Each line below is to be written out in full, exactly as shown.

● GIVEN RECORDS:
- - - -

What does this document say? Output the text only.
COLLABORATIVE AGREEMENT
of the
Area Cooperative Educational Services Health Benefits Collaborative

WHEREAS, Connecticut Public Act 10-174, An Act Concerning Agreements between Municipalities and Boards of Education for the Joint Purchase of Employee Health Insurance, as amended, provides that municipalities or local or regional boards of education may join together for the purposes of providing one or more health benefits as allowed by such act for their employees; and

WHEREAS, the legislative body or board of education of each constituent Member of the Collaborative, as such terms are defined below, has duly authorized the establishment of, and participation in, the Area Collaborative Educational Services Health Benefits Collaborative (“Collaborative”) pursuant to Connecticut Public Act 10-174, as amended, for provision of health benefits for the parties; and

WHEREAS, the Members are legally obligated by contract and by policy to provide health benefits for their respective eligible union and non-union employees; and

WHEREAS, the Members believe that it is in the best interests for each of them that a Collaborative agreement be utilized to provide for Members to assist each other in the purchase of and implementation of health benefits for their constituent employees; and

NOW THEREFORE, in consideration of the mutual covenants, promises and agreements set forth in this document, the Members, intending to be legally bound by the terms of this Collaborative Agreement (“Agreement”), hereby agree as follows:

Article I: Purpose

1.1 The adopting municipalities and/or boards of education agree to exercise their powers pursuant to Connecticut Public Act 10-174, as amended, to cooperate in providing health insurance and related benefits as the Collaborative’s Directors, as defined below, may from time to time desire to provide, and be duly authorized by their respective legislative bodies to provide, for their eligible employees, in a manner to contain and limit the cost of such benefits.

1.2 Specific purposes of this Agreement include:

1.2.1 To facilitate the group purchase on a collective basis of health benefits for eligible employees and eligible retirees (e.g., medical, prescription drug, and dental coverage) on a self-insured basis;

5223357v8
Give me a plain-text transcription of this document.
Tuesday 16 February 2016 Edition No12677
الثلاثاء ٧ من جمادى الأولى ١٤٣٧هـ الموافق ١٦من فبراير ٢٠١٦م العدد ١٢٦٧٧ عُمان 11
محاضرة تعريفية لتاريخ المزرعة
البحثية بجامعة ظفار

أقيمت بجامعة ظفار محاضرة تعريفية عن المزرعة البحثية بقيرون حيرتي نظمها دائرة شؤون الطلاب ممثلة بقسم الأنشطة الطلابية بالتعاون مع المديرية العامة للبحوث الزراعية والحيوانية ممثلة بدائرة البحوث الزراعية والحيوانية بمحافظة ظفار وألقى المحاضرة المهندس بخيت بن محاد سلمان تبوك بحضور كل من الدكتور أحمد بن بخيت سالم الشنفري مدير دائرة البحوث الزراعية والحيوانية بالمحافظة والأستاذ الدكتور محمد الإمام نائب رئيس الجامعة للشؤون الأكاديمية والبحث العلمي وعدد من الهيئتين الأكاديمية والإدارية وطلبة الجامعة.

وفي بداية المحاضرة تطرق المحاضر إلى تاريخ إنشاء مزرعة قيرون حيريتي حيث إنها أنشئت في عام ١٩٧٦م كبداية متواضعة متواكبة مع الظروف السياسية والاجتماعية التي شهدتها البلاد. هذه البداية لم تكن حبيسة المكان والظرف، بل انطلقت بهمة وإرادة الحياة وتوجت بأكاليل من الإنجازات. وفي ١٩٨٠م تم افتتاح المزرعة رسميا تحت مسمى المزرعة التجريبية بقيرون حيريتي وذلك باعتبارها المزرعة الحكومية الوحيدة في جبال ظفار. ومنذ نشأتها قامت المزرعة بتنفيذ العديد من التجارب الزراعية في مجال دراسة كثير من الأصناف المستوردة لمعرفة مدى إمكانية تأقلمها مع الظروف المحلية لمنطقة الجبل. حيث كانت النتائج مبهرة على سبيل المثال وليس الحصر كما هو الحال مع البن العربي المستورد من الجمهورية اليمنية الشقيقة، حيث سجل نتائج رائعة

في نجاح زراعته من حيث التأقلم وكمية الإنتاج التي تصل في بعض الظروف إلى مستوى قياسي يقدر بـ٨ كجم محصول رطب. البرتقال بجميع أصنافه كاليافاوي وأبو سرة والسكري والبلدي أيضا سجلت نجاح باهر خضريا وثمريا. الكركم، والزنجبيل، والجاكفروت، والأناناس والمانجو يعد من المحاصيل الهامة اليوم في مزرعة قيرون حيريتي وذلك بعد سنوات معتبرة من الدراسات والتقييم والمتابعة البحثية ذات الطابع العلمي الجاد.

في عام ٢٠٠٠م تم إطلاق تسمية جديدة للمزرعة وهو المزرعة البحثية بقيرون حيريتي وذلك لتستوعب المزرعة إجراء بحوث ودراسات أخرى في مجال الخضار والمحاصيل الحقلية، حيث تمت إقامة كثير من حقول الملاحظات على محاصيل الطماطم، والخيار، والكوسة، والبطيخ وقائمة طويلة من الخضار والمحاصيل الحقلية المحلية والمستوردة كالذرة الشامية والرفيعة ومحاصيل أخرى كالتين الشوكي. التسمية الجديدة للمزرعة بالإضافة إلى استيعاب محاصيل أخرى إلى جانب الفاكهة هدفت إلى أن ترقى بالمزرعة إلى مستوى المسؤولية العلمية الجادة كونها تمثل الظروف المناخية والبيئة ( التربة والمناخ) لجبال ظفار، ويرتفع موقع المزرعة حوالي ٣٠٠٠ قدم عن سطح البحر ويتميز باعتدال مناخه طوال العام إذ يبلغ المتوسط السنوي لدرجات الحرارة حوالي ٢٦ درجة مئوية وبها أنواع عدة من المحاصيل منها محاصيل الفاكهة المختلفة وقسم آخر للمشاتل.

- - - -

● FINAL RESULT:
What does this document say? Output the text only.
COLLABORATIVE AGREEMENT
of the
Area Cooperative Educational Services Health Benefits Collaborative

WHEREAS, Connecticut Public Act 10-174, An Act Concerning Agreements between Municipalities and Boards of Education for the Joint Purchase of Employee Health Insurance, as amended, provides that municipalities or local or regional boards of education may join together for the purposes of providing one or more health benefits as allowed by such act for their employees; and

WHEREAS, the legislative body or board of education of each constituent Member of the Collaborative, as such terms are defined below, has duly authorized the establishment of, and participation in, the Area Collaborative Educational Services Health Benefits Collaborative (“Collaborative”) pursuant to Connecticut Public Act 10-174, as amended, for provision of health benefits for the parties; and

WHEREAS, the Members are legally obligated by contract and by policy to provide health benefits for their respective eligible union and non-union employees; and

WHEREAS, the Members believe that it is in the best interests for each of them that a Collaborative agreement be utilized to provide for Members to assist each other in the purchase of and implementation of health benefits for their constituent employees; and

NOW THEREFORE, in consideration of the mutual covenants, promises and agreements set forth in this document, the Members, intending to be legally bound by the terms of this Collaborative Agreement (“Agreement”), hereby agree as follows:

Article I: Purpose

1.1 The adopting municipalities and/or boards of education agree to exercise their powers pursuant to Connecticut Public Act 10-174, as amended, to cooperate in providing health insurance and related benefits as the Collaborative’s Directors, as defined below, may from time to time desire to provide, and be duly authorized by their respective legislative bodies to provide, for their eligible employees, in a manner to contain and limit the cost of such benefits.

1.2 Specific purposes of this Agreement include:

1.2.1 To facilitate the group purchase on a collective basis of health benefits for eligible employees and eligible retirees (e.g., medical, prescription drug, and dental coverage) on a self-insured basis;

5223357v8
Give me a plain-text transcription of this document.
Tuesday 16 February 2016 Edition No12677
الثلاثاء ٧ من جمادى الأولى ١٤٣٧هـ الموافق ١٦من فبراير ٢٠١٦م العدد ١٢٦٧٧ عُمان 11
محاضرة تعريفية لتاريخ المزرعة
البحثية بجامعة ظفار

أقيمت بجامعة ظفار محاضرة تعريفية عن المزرعة البحثية بقيرون حيرتي نظمها دائرة شؤون الطلاب ممثلة بقسم الأنشطة الطلابية بالتعاون مع المديرية العامة للبحوث الزراعية والحيوانية ممثلة بدائرة البحوث الزراعية والحيوانية بمحافظة ظفار وألقى المحاضرة المهندس بخيت بن محاد سلمان تبوك بحضور كل من الدكتور أحمد بن بخيت سالم الشنفري مدير دائرة البحوث الزراعية والحيوانية بالمحافظة والأستاذ الدكتور محمد الإمام نائب رئيس الجامعة للشؤون الأكاديمية والبحث العلمي وعدد من الهيئتين الأكاديمية والإدارية وطلبة الجامعة.

وفي بداية المحاضرة تطرق المحاضر إلى تاريخ إنشاء مزرعة قيرون حيريتي حيث إنها أنشئت في عام ١٩٧٦م كبداية متواضعة متواكبة مع الظروف السياسية والاجتماعية التي شهدتها البلاد. هذه البداية لم تكن حبيسة المكان والظرف، بل انطلقت بهمة وإرادة الحياة وتوجت بأكاليل من الإنجازات. وفي ١٩٨٠م تم افتتاح المزرعة رسميا تحت مسمى المزرعة التجريبية بقيرون حيريتي وذلك باعتبارها المزرعة الحكومية الوحيدة في جبال ظفار. ومنذ نشأتها قامت المزرعة بتنفيذ العديد من التجارب الزراعية في مجال دراسة كثير من الأصناف المستوردة لمعرفة مدى إمكانية تأقلمها مع الظروف المحلية لمنطقة الجبل. حيث كانت النتائج مبهرة على سبيل المثال وليس الحصر كما هو الحال مع البن العربي المستورد من الجمهورية اليمنية الشقيقة، حيث سجل نتائج رائعة

في نجاح زراعته من حيث التأقلم وكمية الإنتاج التي تصل في بعض الظروف إلى مستوى قياسي يقدر بـ٨ كجم محصول رطب. البرتقال بجميع أصنافه كاليافاوي وأبو سرة والسكري والبلدي أيضا سجلت نجاح باهر خضريا وثمريا. الكركم، والزنجبيل، والجاكفروت، والأناناس والمانجو يعد من المحاصيل الهامة اليوم في مزرعة قيرون حيريتي وذلك بعد سنوات معتبرة من الدراسات والتقييم والمتابعة البحثية ذات الطابع العلمي الجاد.

في عام ٢٠٠٠م تم إطلاق تسمية جديدة للمزرعة وهو المزرعة البحثية بقيرون حيريتي وذلك لتستوعب المزرعة إجراء بحوث ودراسات أخرى في مجال الخضار والمحاصيل الحقلية، حيث تمت إقامة كثير من حقول الملاحظات على محاصيل الطماطم، والخيار، والكوسة، والبطيخ وقائمة طويلة من الخضار والمحاصيل الحقلية المحلية والمستوردة كالذرة الشامية والرفيعة ومحاصيل أخرى كالتين الشوكي. التسمية الجديدة للمزرعة بالإضافة إلى استيعاب محاصيل أخرى إلى جانب الفاكهة هدفت إلى أن ترقى بالمزرعة إلى مستوى المسؤولية العلمية الجادة كونها تمثل الظروف المناخية والبيئة ( التربة والمناخ) لجبال ظفار، ويرتفع موقع المزرعة حوالي ٣٠٠٠ قدم عن سطح البحر ويتميز باعتدال مناخه طوال العام إذ يبلغ المتوسط السنوي لدرجات الحرارة حوالي ٢٦ درجة مئوية وبها أنواع عدة من المحاصيل منها محاصيل الفاكهة المختلفة وقسم آخر للمشاتل.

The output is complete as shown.